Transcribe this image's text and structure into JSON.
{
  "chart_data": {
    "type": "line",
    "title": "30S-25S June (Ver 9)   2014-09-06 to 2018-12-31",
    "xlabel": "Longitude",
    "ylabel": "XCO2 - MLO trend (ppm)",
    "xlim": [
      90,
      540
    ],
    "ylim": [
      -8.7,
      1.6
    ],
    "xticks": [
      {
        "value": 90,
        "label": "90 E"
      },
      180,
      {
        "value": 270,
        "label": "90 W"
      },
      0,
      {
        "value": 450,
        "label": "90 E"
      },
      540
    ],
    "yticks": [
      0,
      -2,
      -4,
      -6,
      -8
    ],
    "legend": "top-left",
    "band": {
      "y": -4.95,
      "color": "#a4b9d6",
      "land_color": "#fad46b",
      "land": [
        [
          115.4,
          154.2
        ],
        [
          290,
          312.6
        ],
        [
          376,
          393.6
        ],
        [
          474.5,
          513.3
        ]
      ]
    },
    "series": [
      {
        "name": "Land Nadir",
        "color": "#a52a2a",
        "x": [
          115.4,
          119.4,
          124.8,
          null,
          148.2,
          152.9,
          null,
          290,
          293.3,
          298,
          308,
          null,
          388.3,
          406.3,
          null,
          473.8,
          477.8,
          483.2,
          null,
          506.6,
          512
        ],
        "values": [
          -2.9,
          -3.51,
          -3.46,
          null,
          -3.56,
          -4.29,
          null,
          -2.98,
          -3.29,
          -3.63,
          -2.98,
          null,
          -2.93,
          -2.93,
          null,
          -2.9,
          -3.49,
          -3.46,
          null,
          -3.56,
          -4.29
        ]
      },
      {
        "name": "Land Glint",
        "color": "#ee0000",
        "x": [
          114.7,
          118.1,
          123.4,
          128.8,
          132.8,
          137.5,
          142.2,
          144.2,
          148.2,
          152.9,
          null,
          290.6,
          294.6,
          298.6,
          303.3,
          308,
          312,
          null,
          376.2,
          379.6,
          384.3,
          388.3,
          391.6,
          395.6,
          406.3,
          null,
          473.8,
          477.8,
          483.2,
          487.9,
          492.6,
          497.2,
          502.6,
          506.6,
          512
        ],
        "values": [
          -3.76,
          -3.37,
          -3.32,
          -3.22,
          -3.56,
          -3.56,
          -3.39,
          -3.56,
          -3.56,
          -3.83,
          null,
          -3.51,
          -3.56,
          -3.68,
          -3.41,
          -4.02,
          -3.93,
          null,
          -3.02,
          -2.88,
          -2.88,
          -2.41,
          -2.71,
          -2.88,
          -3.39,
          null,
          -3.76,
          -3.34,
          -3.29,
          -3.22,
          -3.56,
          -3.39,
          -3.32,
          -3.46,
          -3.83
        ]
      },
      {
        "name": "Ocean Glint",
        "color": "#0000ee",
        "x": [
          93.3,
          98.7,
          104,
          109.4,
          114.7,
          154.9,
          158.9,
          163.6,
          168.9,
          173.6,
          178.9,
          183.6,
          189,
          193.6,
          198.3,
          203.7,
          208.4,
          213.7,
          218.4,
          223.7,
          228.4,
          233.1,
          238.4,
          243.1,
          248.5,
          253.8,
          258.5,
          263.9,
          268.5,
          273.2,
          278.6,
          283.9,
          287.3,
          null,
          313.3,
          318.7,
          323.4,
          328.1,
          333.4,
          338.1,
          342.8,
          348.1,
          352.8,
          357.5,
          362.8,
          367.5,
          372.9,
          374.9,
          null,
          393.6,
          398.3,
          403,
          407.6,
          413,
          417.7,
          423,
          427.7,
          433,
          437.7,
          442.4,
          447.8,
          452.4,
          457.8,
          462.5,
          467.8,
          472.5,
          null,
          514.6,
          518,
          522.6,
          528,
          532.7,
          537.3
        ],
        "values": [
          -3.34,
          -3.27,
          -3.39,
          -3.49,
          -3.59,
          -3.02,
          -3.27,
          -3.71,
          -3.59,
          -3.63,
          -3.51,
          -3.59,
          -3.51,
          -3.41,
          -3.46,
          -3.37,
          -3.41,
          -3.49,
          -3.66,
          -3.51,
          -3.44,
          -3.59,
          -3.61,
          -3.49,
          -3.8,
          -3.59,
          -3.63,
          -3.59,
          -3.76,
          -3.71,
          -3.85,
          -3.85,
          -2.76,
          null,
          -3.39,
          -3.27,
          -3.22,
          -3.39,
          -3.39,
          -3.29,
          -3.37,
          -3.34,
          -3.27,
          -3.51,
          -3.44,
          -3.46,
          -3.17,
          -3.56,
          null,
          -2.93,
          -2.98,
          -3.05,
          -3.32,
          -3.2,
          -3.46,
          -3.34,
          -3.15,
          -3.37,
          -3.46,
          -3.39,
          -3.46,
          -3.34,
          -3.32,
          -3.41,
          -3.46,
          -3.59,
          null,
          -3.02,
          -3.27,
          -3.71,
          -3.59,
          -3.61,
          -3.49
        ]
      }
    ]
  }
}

:::::

**Task brief**
Retype all of the entries precisely as they are.

**Answer to the task**
Transcribe this image's text and structure into JSON.
{
  "chart_data": {
    "type": "line",
    "title": "30S-25S June (Ver 9)   2014-09-06 to 2018-12-31",
    "xlabel": "Longitude",
    "ylabel": "XCO2 - MLO trend (ppm)",
    "xlim": [
      90,
      540
    ],
    "ylim": [
      -8.7,
      1.6
    ],
    "xticks": [
      {
        "value": 90,
        "label": "90 E"
      },
      180,
      {
        "value": 270,
        "label": "90 W"
      },
      0,
      {
        "value": 450,
        "label": "90 E"
      },
      540
    ],
    "yticks": [
      0,
      -2,
      -4,
      -6,
      -8
    ],
    "legend": "top-left",
    "band": {
      "y": -4.95,
      "color": "#a4b9d6",
      "land_color": "#fad46b",
      "land": [
        [
          115.4,
          154.2
        ],
        [
          290,
          312.6
        ],
        [
          376,
          393.6
        ],
        [
          474.5,
          513.3
        ]
      ]
    },
    "series": [
      {
        "name": "Land Nadir",
        "color": "#a52a2a",
        "x": [
          115.4,
          119.4,
          124.8,
          null,
          148.2,
          152.9,
          null,
          290,
          293.3,
          298,
          308,
          null,
          388.3,
          406.3,
          null,
          473.8,
          477.8,
          483.2,
          null,
          506.6,
          512
        ],
        "values": [
          -2.9,
          -3.51,
          -3.46,
          null,
          -3.56,
          -4.29,
          null,
          -2.98,
          -3.29,
          -3.63,
          -2.98,
          null,
          -2.93,
          -2.93,
          null,
          -2.9,
          -3.49,
          -3.46,
          null,
          -3.56,
          -4.29
        ]
      },
      {
        "name": "Land Glint",
        "color": "#ee0000",
        "x": [
          114.7,
          118.1,
          123.4,
          128.8,
          132.8,
          137.5,
          142.2,
          144.2,
          148.2,
          152.9,
          null,
          290.6,
          294.6,
          298.6,
          303.3,
          308,
          312,
          null,
          376.2,
          379.6,
          384.3,
          388.3,
          391.6,
          395.6,
          406.3,
          null,
          473.8,
          477.8,
          483.2,
          487.9,
          492.6,
          497.2,
          502.6,
          506.6,
          512
        ],
        "values": [
          -3.76,
          -3.37,
          -3.32,
          -3.22,
          -3.56,
          -3.56,
          -3.39,
          -3.56,
          -3.56,
          -3.83,
          null,
          -3.51,
          -3.56,
          -3.68,
          -3.41,
          -4.02,
          -3.93,
          null,
          -3.02,
          -2.88,
          -2.88,
          -2.41,
          -2.71,
          -2.88,
          -3.39,
          null,
          -3.76,
          -3.34,
          -3.29,
          -3.22,
          -3.56,
          -3.39,
          -3.32,
          -3.46,
          -3.83
        ]
      },
      {
        "name": "Ocean Glint",
        "color": "#0000ee",
        "x": [
          93.3,
          98.7,
          104,
          109.4,
          114.7,
          154.9,
          158.9,
          163.6,
          168.9,
          173.6,
          178.9,
          183.6,
          189,
          193.6,
          198.3,
          203.7,
          208.4,
          213.7,
          218.4,
          223.7,
          228.4,
          233.1,
          238.4,
          243.1,
          248.5,
          253.8,
          258.5,
          263.9,
          268.5,
          273.2,
          278.6,
          283.9,
          287.3,
          null,
          313.3,
          318.7,
          323.4,
          328.1,
          333.4,
          338.1,
          342.8,
          348.1,
          352.8,
          357.5,
          362.8,
          367.5,
          372.9,
          374.9,
          null,
          393.6,
          398.3,
          403,
          407.6,
          413,
          417.7,
          423,
          427.7,
          433,
          437.7,
          442.4,
          447.8,
          452.4,
          457.8,
          462.5,
          467.8,
          472.5,
          null,
          514.6,
          518,
          522.6,
          528,
          532.7,
          537.3
        ],
        "values": [
          -3.34,
          -3.27,
          -3.39,
          -3.49,
          -3.59,
          -3.02,
          -3.27,
          -3.71,
          -3.59,
          -3.63,
          -3.51,
          -3.59,
          -3.51,
          -3.41,
          -3.46,
          -3.37,
          -3.41,
          -3.49,
          -3.66,
          -3.51,
          -3.44,
          -3.59,
          -3.61,
          -3.49,
          -3.8,
          -3.59,
          -3.63,
          -3.59,
          -3.76,
          -3.71,
          -3.85,
          -3.85,
          -2.76,
          null,
          -3.39,
          -3.27,
          -3.22,
          -3.39,
          -3.39,
          -3.29,
          -3.37,
          -3.34,
          -3.27,
          -3.51,
          -3.44,
          -3.46,
          -3.17,
          -3.56,
          null,
          -2.93,
          -2.98,
          -3.05,
          -3.32,
          -3.2,
          -3.46,
          -3.34,
          -3.15,
          -3.37,
          -3.46,
          -3.39,
          -3.46,
          -3.34,
          -3.32,
          -3.41,
          -3.46,
          -3.59,
          null,
          -3.02,
          -3.27,
          -3.71,
          -3.59,
          -3.61,
          -3.49
        ]
      }
    ]
  }
}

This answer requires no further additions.